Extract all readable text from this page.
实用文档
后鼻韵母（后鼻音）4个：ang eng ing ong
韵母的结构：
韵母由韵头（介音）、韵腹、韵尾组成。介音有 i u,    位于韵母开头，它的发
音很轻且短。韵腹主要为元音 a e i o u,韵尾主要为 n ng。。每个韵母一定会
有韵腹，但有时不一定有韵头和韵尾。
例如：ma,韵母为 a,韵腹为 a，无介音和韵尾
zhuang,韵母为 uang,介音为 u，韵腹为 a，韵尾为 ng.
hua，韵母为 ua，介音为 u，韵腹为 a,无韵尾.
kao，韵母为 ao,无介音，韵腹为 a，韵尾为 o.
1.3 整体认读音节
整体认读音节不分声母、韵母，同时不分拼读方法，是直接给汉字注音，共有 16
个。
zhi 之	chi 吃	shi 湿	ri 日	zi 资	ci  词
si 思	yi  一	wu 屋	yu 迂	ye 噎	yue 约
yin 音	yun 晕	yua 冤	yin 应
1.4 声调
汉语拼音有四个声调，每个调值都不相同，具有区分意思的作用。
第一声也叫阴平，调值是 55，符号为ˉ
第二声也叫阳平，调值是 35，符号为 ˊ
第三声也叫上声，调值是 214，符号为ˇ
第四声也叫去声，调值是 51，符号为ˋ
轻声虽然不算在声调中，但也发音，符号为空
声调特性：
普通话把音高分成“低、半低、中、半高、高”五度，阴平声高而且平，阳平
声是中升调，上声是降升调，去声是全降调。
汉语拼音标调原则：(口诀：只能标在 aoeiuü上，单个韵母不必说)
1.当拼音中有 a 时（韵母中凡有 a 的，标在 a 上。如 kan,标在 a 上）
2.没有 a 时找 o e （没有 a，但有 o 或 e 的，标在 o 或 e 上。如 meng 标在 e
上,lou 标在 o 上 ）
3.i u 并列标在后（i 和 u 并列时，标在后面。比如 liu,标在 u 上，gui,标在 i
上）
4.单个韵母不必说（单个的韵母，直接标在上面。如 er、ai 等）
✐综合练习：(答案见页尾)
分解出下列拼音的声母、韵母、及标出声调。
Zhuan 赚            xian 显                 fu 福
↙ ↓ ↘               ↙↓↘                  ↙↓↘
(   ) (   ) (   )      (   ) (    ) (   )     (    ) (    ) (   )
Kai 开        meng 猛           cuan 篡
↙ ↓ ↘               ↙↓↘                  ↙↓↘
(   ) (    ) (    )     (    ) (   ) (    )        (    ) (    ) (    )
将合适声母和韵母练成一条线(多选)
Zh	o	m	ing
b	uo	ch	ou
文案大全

[DIRECTIONS FOR THIS TASK] Every entry must be quoted exactly as it appears above.

[FULL SOLUTION]
Extract all readable text from this page.
实用文档
后鼻韵母（后鼻音）4个：ang eng ing ong
韵母的结构：
韵母由韵头（介音）、韵腹、韵尾组成。介音有 i u,    位于韵母开头，它的发
音很轻且短。韵腹主要为元音 a e i o u,韵尾主要为 n ng。。每个韵母一定会
有韵腹，但有时不一定有韵头和韵尾。
例如：ma,韵母为 a,韵腹为 a，无介音和韵尾
zhuang,韵母为 uang,介音为 u，韵腹为 a，韵尾为 ng.
hua，韵母为 ua，介音为 u，韵腹为 a,无韵尾.
kao，韵母为 ao,无介音，韵腹为 a，韵尾为 o.
1.3 整体认读音节
整体认读音节不分声母、韵母，同时不分拼读方法，是直接给汉字注音，共有 16
个。
zhi 之	chi 吃	shi 湿	ri 日	zi 资	ci  词
si 思	yi  一	wu 屋	yu 迂	ye 噎	yue 约
yin 音	yun 晕	yua 冤	yin 应
1.4 声调
汉语拼音有四个声调，每个调值都不相同，具有区分意思的作用。
第一声也叫阴平，调值是 55，符号为ˉ
第二声也叫阳平，调值是 35，符号为 ˊ
第三声也叫上声，调值是 214，符号为ˇ
第四声也叫去声，调值是 51，符号为ˋ
轻声虽然不算在声调中，但也发音，符号为空
声调特性：
普通话把音高分成“低、半低、中、半高、高”五度，阴平声高而且平，阳平
声是中升调，上声是降升调，去声是全降调。
汉语拼音标调原则：(口诀：只能标在 aoeiuü上，单个韵母不必说)
1.当拼音中有 a 时（韵母中凡有 a 的，标在 a 上。如 kan,标在 a 上）
2.没有 a 时找 o e （没有 a，但有 o 或 e 的，标在 o 或 e 上。如 meng 标在 e
上,lou 标在 o 上 ）
3.i u 并列标在后（i 和 u 并列时，标在后面。比如 liu,标在 u 上，gui,标在 i
上）
4.单个韵母不必说（单个的韵母，直接标在上面。如 er、ai 等）
✐综合练习：(答案见页尾)
分解出下列拼音的声母、韵母、及标出声调。
Zhuan 赚            xian 显                 fu 福
↙ ↓ ↘               ↙↓↘                  ↙↓↘
(   ) (   ) (   )      (   ) (    ) (   )     (    ) (    ) (   )
Kai 开        meng 猛           cuan 篡
↙ ↓ ↘               ↙↓↘                  ↙↓↘
(   ) (    ) (    )     (    ) (   ) (    )        (    ) (    ) (    )
将合适声母和韵母练成一条线(多选)
Zh	o	m	ing
b	uo	ch	ou
文案大全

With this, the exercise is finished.